_The task:_
List all lines of the data containing the word "Truchsess".

_Information supplied:_
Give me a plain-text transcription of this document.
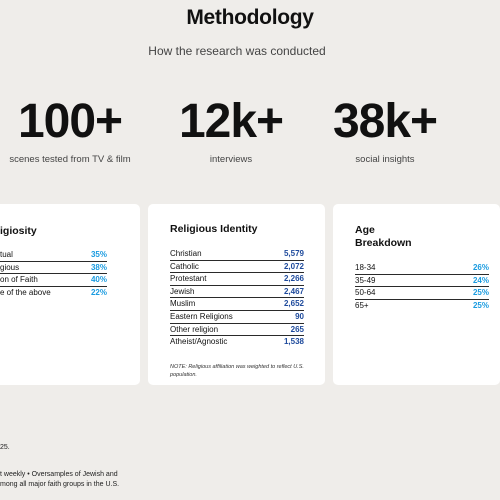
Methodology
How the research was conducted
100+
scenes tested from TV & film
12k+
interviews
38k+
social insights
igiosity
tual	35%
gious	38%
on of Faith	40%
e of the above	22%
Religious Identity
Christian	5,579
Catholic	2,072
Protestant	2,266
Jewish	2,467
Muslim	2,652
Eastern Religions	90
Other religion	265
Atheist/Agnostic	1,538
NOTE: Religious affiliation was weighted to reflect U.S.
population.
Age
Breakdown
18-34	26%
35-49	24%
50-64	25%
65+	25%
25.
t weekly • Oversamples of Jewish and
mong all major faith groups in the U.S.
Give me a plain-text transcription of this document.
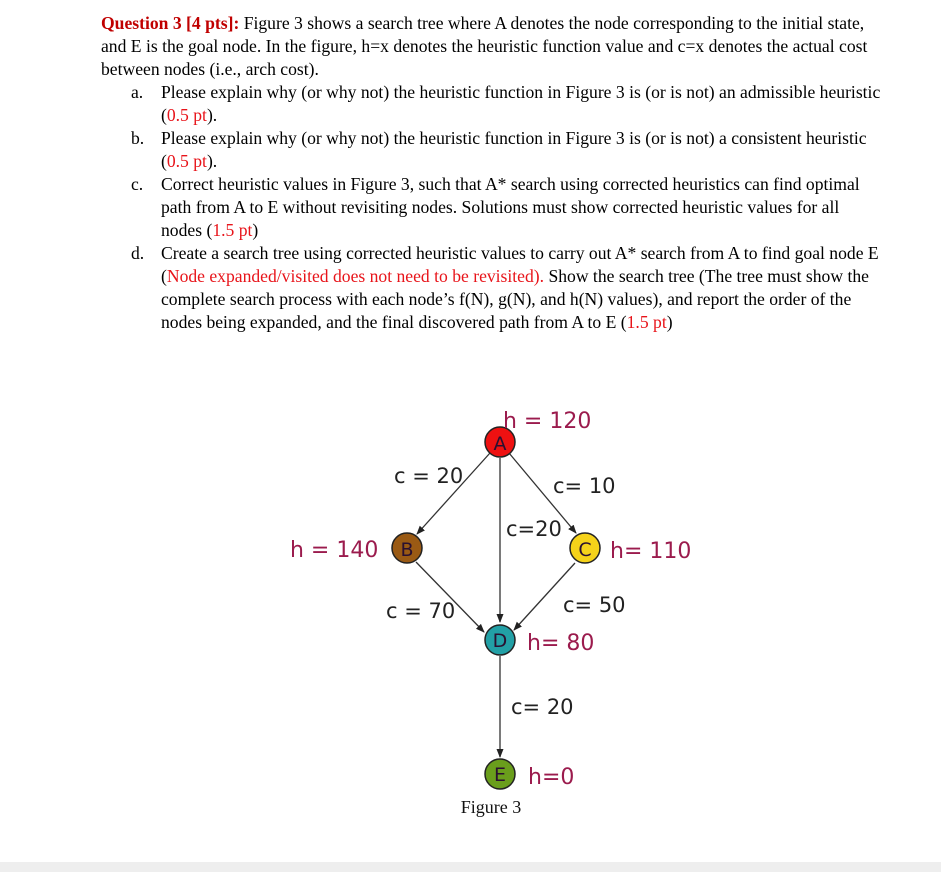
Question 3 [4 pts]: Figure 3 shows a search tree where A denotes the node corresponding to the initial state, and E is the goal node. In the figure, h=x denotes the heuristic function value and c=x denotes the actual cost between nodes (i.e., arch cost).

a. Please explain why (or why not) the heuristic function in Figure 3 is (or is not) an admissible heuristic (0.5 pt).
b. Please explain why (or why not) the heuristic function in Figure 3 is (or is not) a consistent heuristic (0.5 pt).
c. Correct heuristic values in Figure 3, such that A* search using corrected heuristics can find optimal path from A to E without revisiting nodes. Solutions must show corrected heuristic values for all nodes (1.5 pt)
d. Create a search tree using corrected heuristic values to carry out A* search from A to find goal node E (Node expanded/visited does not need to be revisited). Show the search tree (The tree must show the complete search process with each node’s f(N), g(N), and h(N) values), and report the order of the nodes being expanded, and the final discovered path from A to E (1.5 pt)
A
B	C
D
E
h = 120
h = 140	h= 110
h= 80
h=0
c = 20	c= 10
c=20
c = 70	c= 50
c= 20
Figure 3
* * *
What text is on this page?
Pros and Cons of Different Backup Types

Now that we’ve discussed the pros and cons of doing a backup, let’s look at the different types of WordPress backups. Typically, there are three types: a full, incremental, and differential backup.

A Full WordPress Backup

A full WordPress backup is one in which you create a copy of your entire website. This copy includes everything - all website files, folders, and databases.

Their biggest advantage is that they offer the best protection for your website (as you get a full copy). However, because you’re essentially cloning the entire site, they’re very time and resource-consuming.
...
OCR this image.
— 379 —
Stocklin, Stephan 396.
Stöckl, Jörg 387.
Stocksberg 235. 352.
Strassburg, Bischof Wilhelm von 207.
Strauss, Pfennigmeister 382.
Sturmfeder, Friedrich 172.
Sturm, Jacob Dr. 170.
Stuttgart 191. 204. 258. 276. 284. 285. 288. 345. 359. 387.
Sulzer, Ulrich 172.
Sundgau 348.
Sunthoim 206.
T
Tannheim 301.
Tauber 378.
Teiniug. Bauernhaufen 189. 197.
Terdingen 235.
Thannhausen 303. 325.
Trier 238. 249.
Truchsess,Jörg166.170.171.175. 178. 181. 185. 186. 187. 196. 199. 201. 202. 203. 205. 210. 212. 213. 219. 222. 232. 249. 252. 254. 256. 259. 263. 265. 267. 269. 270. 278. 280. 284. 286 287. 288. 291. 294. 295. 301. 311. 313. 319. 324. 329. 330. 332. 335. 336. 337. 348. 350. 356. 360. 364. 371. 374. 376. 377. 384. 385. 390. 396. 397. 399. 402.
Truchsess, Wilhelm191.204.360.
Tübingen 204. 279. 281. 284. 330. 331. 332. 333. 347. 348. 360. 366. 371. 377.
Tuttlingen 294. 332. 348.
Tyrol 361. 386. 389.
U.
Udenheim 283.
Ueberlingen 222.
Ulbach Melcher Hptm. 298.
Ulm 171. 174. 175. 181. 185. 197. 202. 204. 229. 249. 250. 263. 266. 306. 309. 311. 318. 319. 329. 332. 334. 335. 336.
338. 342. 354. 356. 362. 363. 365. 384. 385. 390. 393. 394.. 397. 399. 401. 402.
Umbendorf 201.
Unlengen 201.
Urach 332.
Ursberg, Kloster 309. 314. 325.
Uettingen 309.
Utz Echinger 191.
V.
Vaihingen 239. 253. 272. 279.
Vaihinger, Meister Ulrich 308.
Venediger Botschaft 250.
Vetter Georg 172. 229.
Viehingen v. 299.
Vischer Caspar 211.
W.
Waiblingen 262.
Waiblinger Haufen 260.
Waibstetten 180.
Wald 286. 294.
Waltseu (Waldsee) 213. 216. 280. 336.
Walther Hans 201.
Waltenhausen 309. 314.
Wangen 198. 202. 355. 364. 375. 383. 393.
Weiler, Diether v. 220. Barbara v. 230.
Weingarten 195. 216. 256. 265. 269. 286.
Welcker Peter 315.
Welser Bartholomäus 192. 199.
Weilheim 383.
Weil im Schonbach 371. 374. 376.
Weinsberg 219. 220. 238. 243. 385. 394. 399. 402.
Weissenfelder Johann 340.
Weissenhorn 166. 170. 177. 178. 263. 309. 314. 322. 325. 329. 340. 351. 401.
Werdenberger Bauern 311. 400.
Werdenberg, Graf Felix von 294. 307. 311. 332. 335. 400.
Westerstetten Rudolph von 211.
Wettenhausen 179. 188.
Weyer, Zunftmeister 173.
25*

_Task response:_
Truchsess,Jörg166.170.171.175. 178. 181. 185. 186. 187. 196. 199. 201. 202. 203. 205. 210. 212. 213. 219. 222. 232. 249. 252. 254. 256. 259. 263. 265. 267. 269. 270. 278. 280. 284. 286 287. 288. 291. 294. 295. 301. 311. 313. 319. 324. 329. 330. 332. 335. 336. 337. 348. 350. 356. 360. 364. 371. 374. 376. 377. 384. 385. 390. 396. 397. 399. 402.
Truchsess, Wilhelm191.204.360.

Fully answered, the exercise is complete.